## Start DATA PROVIDED

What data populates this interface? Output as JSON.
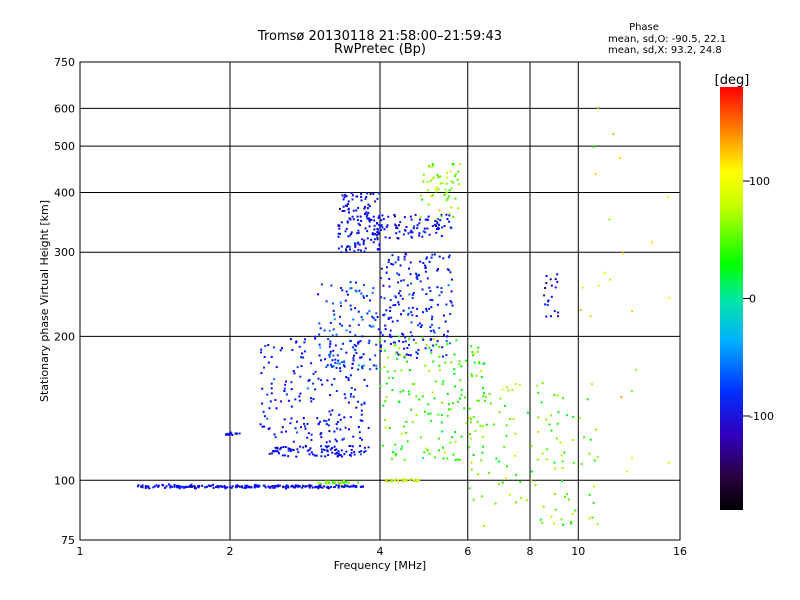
{
  "chart_data": {
    "type": "scatter",
    "title": "Tromsø 20130118 21:58:00–21:59:43",
    "subtitle": "RwPretec (Bp)",
    "xlabel": "Frequency [MHz]",
    "ylabel": "Stationary phase Virtual Height [km]",
    "x_scale": "log",
    "y_scale": "log",
    "xlim": [
      1,
      16
    ],
    "ylim": [
      75,
      750
    ],
    "xticks": [
      1,
      2,
      4,
      6,
      8,
      10,
      16
    ],
    "yticks": [
      75,
      100,
      200,
      300,
      400,
      500,
      600,
      750
    ],
    "grid": true,
    "stats": {
      "title": "Phase",
      "o_line": "mean, sd,O: -90.5, 22.1",
      "x_line": "mean, sd,X:  93.2, 24.8"
    },
    "colorbar": {
      "label": "[deg]",
      "ticks": [
        "100",
        "0",
        "-100"
      ],
      "range": [
        -180,
        180
      ]
    },
    "traces": [
      {
        "name": "",
        "x_range": [
          1.3,
          3.7
        ],
        "y": 97,
        "phase": -110,
        "count": 220
      },
      {
        "name": "",
        "x_range": [
          3.0,
          3.7
        ],
        "y": 99,
        "phase": 70,
        "count": 25
      },
      {
        "name": "",
        "x_range": [
          4.1,
          4.8
        ],
        "y": 100,
        "phase": 110,
        "count": 30
      },
      {
        "name": "",
        "x_range": [
          1.95,
          2.1
        ],
        "y": 125,
        "phase": -110,
        "count": 14
      },
      {
        "name": "",
        "x_range": [
          2.4,
          3.8
        ],
        "y_range": [
          112,
          118
        ],
        "phase": -110,
        "count": 90
      },
      {
        "name": "",
        "x_range": [
          2.3,
          3.8
        ],
        "y_range": [
          120,
          200
        ],
        "phase": -100,
        "count": 200
      },
      {
        "name": "",
        "x_range": [
          3.0,
          4.0
        ],
        "y_range": [
          170,
          260
        ],
        "phase": -80,
        "count": 110
      },
      {
        "name": "",
        "x_range": [
          3.3,
          4.0
        ],
        "y_range": [
          300,
          400
        ],
        "phase": -110,
        "count": 140
      },
      {
        "name": "",
        "x_range": [
          4.0,
          5.6
        ],
        "y_range": [
          180,
          300
        ],
        "phase": -95,
        "count": 190
      },
      {
        "name": "",
        "x_range": [
          4.0,
          5.6
        ],
        "y_range": [
          320,
          360
        ],
        "phase": -110,
        "count": 80
      },
      {
        "name": "",
        "x_range": [
          4.8,
          5.8
        ],
        "y_range": [
          350,
          460
        ],
        "phase": 80,
        "count": 60
      },
      {
        "name": "",
        "x_range": [
          4.0,
          6.5
        ],
        "y_range": [
          110,
          200
        ],
        "phase": 60,
        "count": 170
      },
      {
        "name": "",
        "x_range": [
          6.0,
          11.0
        ],
        "y_range": [
          80,
          160
        ],
        "phase": 70,
        "count": 120
      },
      {
        "name": "",
        "x_range": [
          8.5,
          9.2
        ],
        "y_range": [
          220,
          270
        ],
        "phase": -110,
        "count": 20
      },
      {
        "name": "",
        "x_range": [
          10.0,
          15.5
        ],
        "y_range": [
          100,
          620
        ],
        "phase": 100,
        "count": 25
      }
    ]
  }
}
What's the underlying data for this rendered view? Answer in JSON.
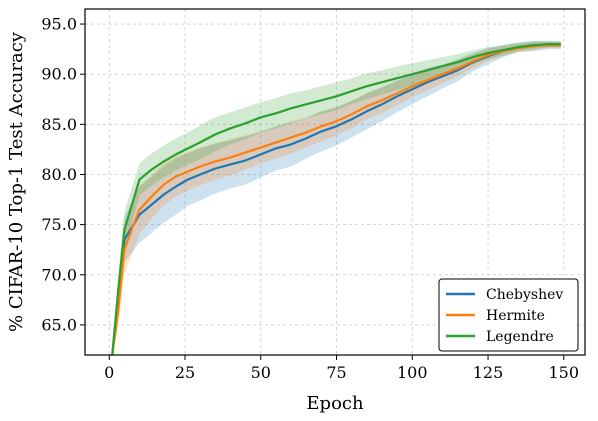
{
  "chart_data": {
    "type": "line",
    "xlabel": "Epoch",
    "ylabel": "% CIFAR-10 Top-1 Test Accuracy",
    "xlim": [
      -8,
      157
    ],
    "ylim": [
      62.0,
      96.5
    ],
    "xticks": [
      0,
      25,
      50,
      75,
      100,
      125,
      150
    ],
    "yticks": [
      65.0,
      70.0,
      75.0,
      80.0,
      85.0,
      90.0,
      95.0
    ],
    "x_tick_labels": [
      "0",
      "25",
      "50",
      "75",
      "100",
      "125",
      "150"
    ],
    "y_tick_labels": [
      "65.0",
      "70.0",
      "75.0",
      "80.0",
      "85.0",
      "90.0",
      "95.0"
    ],
    "grid": true,
    "legend_position": "bottom-right",
    "shaded_band": "min-max range across runs",
    "series": [
      {
        "name": "Chebyshev",
        "color": "#1f77b4",
        "x": [
          1,
          3,
          5,
          8,
          10,
          14,
          18,
          22,
          26,
          30,
          35,
          40,
          45,
          50,
          55,
          60,
          65,
          70,
          75,
          80,
          85,
          90,
          95,
          100,
          105,
          110,
          115,
          120,
          125,
          130,
          135,
          140,
          145,
          149
        ],
        "values": [
          62.0,
          67.5,
          73.5,
          75.0,
          76.0,
          77.0,
          78.0,
          78.8,
          79.5,
          80.0,
          80.6,
          81.0,
          81.4,
          82.0,
          82.6,
          83.0,
          83.6,
          84.3,
          84.8,
          85.5,
          86.3,
          87.0,
          87.8,
          88.5,
          89.2,
          89.8,
          90.4,
          91.2,
          91.8,
          92.3,
          92.7,
          92.8,
          92.9,
          92.9
        ],
        "band": [
          1.3,
          1.5,
          2.2,
          2.6,
          2.8,
          2.8,
          2.8,
          2.8,
          2.6,
          2.6,
          2.5,
          2.4,
          2.4,
          2.3,
          2.2,
          2.2,
          2.0,
          2.0,
          1.9,
          1.8,
          1.8,
          1.7,
          1.6,
          1.5,
          1.4,
          1.2,
          1.1,
          0.9,
          0.8,
          0.6,
          0.5,
          0.5,
          0.4,
          0.4
        ]
      },
      {
        "name": "Hermite",
        "color": "#ff7f0e",
        "x": [
          1,
          3,
          5,
          8,
          10,
          14,
          18,
          22,
          26,
          30,
          35,
          40,
          45,
          50,
          55,
          60,
          65,
          70,
          75,
          80,
          85,
          90,
          95,
          100,
          105,
          110,
          115,
          120,
          125,
          130,
          135,
          140,
          145,
          149
        ],
        "values": [
          62.0,
          66.5,
          72.5,
          75.0,
          76.5,
          77.8,
          79.0,
          79.8,
          80.3,
          80.8,
          81.3,
          81.7,
          82.2,
          82.7,
          83.2,
          83.7,
          84.2,
          84.8,
          85.3,
          86.0,
          86.8,
          87.4,
          88.1,
          88.8,
          89.4,
          90.0,
          90.6,
          91.3,
          91.9,
          92.3,
          92.6,
          92.8,
          92.9,
          92.9
        ],
        "band": [
          1.3,
          1.8,
          2.4,
          2.5,
          2.4,
          2.2,
          2.1,
          2.0,
          1.9,
          1.9,
          1.8,
          1.8,
          1.7,
          1.6,
          1.6,
          1.6,
          1.5,
          1.5,
          1.4,
          1.4,
          1.3,
          1.3,
          1.2,
          1.1,
          1.0,
          0.9,
          0.8,
          0.7,
          0.6,
          0.5,
          0.4,
          0.4,
          0.3,
          0.3
        ]
      },
      {
        "name": "Legendre",
        "color": "#2ca02c",
        "x": [
          1,
          3,
          5,
          8,
          10,
          14,
          18,
          22,
          26,
          30,
          35,
          40,
          45,
          50,
          55,
          60,
          65,
          70,
          75,
          80,
          85,
          90,
          95,
          100,
          105,
          110,
          115,
          120,
          125,
          130,
          135,
          140,
          145,
          149
        ],
        "values": [
          62.0,
          68.5,
          74.5,
          77.5,
          79.5,
          80.5,
          81.3,
          82.0,
          82.6,
          83.2,
          84.0,
          84.6,
          85.1,
          85.7,
          86.1,
          86.6,
          87.0,
          87.4,
          87.8,
          88.3,
          88.8,
          89.2,
          89.6,
          90.0,
          90.4,
          90.8,
          91.2,
          91.7,
          92.1,
          92.4,
          92.7,
          92.9,
          93.0,
          93.0
        ],
        "band": [
          1.3,
          1.6,
          1.8,
          1.7,
          1.6,
          1.6,
          1.6,
          1.6,
          1.6,
          1.7,
          1.7,
          1.6,
          1.6,
          1.5,
          1.5,
          1.5,
          1.4,
          1.4,
          1.4,
          1.3,
          1.3,
          1.2,
          1.2,
          1.1,
          1.0,
          0.9,
          0.8,
          0.7,
          0.6,
          0.5,
          0.4,
          0.4,
          0.3,
          0.3
        ]
      }
    ]
  }
}
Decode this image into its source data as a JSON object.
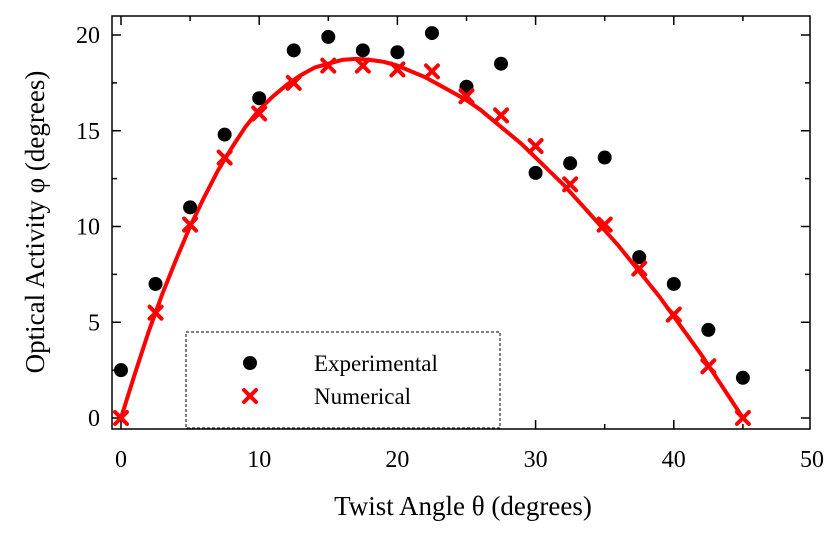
{
  "chart_data": {
    "type": "scatter",
    "xlabel": "Twist Angle θ (degrees)",
    "ylabel": "Optical Activity φ (degrees)",
    "xlim": [
      0,
      50
    ],
    "ylim": [
      0,
      20
    ],
    "x_ticks": [
      0,
      10,
      20,
      30,
      40,
      50
    ],
    "y_ticks": [
      0,
      5,
      10,
      15,
      20
    ],
    "grid": false,
    "legend_position": "bottom-left",
    "series": [
      {
        "name": "Experimental",
        "marker": "circle",
        "color": "#000000",
        "points": [
          [
            0,
            2.5
          ],
          [
            2.5,
            7.0
          ],
          [
            5,
            11.0
          ],
          [
            7.5,
            14.8
          ],
          [
            10,
            16.7
          ],
          [
            12.5,
            19.2
          ],
          [
            15,
            19.9
          ],
          [
            17.5,
            19.2
          ],
          [
            20,
            19.1
          ],
          [
            22.5,
            20.1
          ],
          [
            25,
            17.3
          ],
          [
            27.5,
            18.5
          ],
          [
            30,
            12.8
          ],
          [
            32.5,
            13.3
          ],
          [
            35,
            13.6
          ],
          [
            37.5,
            8.4
          ],
          [
            40,
            7.0
          ],
          [
            42.5,
            4.6
          ],
          [
            45,
            2.1
          ]
        ]
      },
      {
        "name": "Numerical",
        "marker": "cross",
        "color": "#ff0000",
        "points": [
          [
            0,
            0.0
          ],
          [
            2.5,
            5.5
          ],
          [
            5,
            10.1
          ],
          [
            7.5,
            13.6
          ],
          [
            10,
            15.9
          ],
          [
            12.5,
            17.5
          ],
          [
            15,
            18.4
          ],
          [
            17.5,
            18.4
          ],
          [
            20,
            18.2
          ],
          [
            22.5,
            18.1
          ],
          [
            25,
            16.8
          ],
          [
            27.5,
            15.8
          ],
          [
            30,
            14.2
          ],
          [
            32.5,
            12.2
          ],
          [
            35,
            10.1
          ],
          [
            37.5,
            7.8
          ],
          [
            40,
            5.4
          ],
          [
            42.5,
            2.7
          ],
          [
            45,
            0.0
          ]
        ],
        "curve": [
          [
            0,
            0.0
          ],
          [
            1,
            2.3
          ],
          [
            2,
            4.5
          ],
          [
            3,
            6.5
          ],
          [
            4,
            8.3
          ],
          [
            5,
            10.0
          ],
          [
            6,
            11.5
          ],
          [
            7,
            12.9
          ],
          [
            8,
            14.1
          ],
          [
            9,
            15.2
          ],
          [
            10,
            16.1
          ],
          [
            11,
            16.8
          ],
          [
            12,
            17.4
          ],
          [
            13,
            17.9
          ],
          [
            14,
            18.3
          ],
          [
            15,
            18.5
          ],
          [
            16,
            18.7
          ],
          [
            17,
            18.75
          ],
          [
            18,
            18.7
          ],
          [
            19,
            18.6
          ],
          [
            20,
            18.4
          ],
          [
            21,
            18.1
          ],
          [
            22,
            17.8
          ],
          [
            23,
            17.4
          ],
          [
            24,
            17.0
          ],
          [
            25,
            16.6
          ],
          [
            26,
            16.1
          ],
          [
            27,
            15.5
          ],
          [
            28,
            14.9
          ],
          [
            29,
            14.3
          ],
          [
            30,
            13.6
          ],
          [
            31,
            12.9
          ],
          [
            32,
            12.2
          ],
          [
            33,
            11.4
          ],
          [
            34,
            10.6
          ],
          [
            35,
            9.8
          ],
          [
            36,
            9.0
          ],
          [
            37,
            8.1
          ],
          [
            38,
            7.2
          ],
          [
            39,
            6.3
          ],
          [
            40,
            5.3
          ],
          [
            41,
            4.3
          ],
          [
            42,
            3.3
          ],
          [
            43,
            2.2
          ],
          [
            44,
            1.1
          ],
          [
            45,
            0.0
          ]
        ]
      }
    ],
    "colors": {
      "experimental": "#000000",
      "numerical": "#ff0000",
      "frame": "#000000"
    }
  }
}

## End DATA PROVIDED

Count how many lines include the string "xlabel". Nothing but the number is needed.

3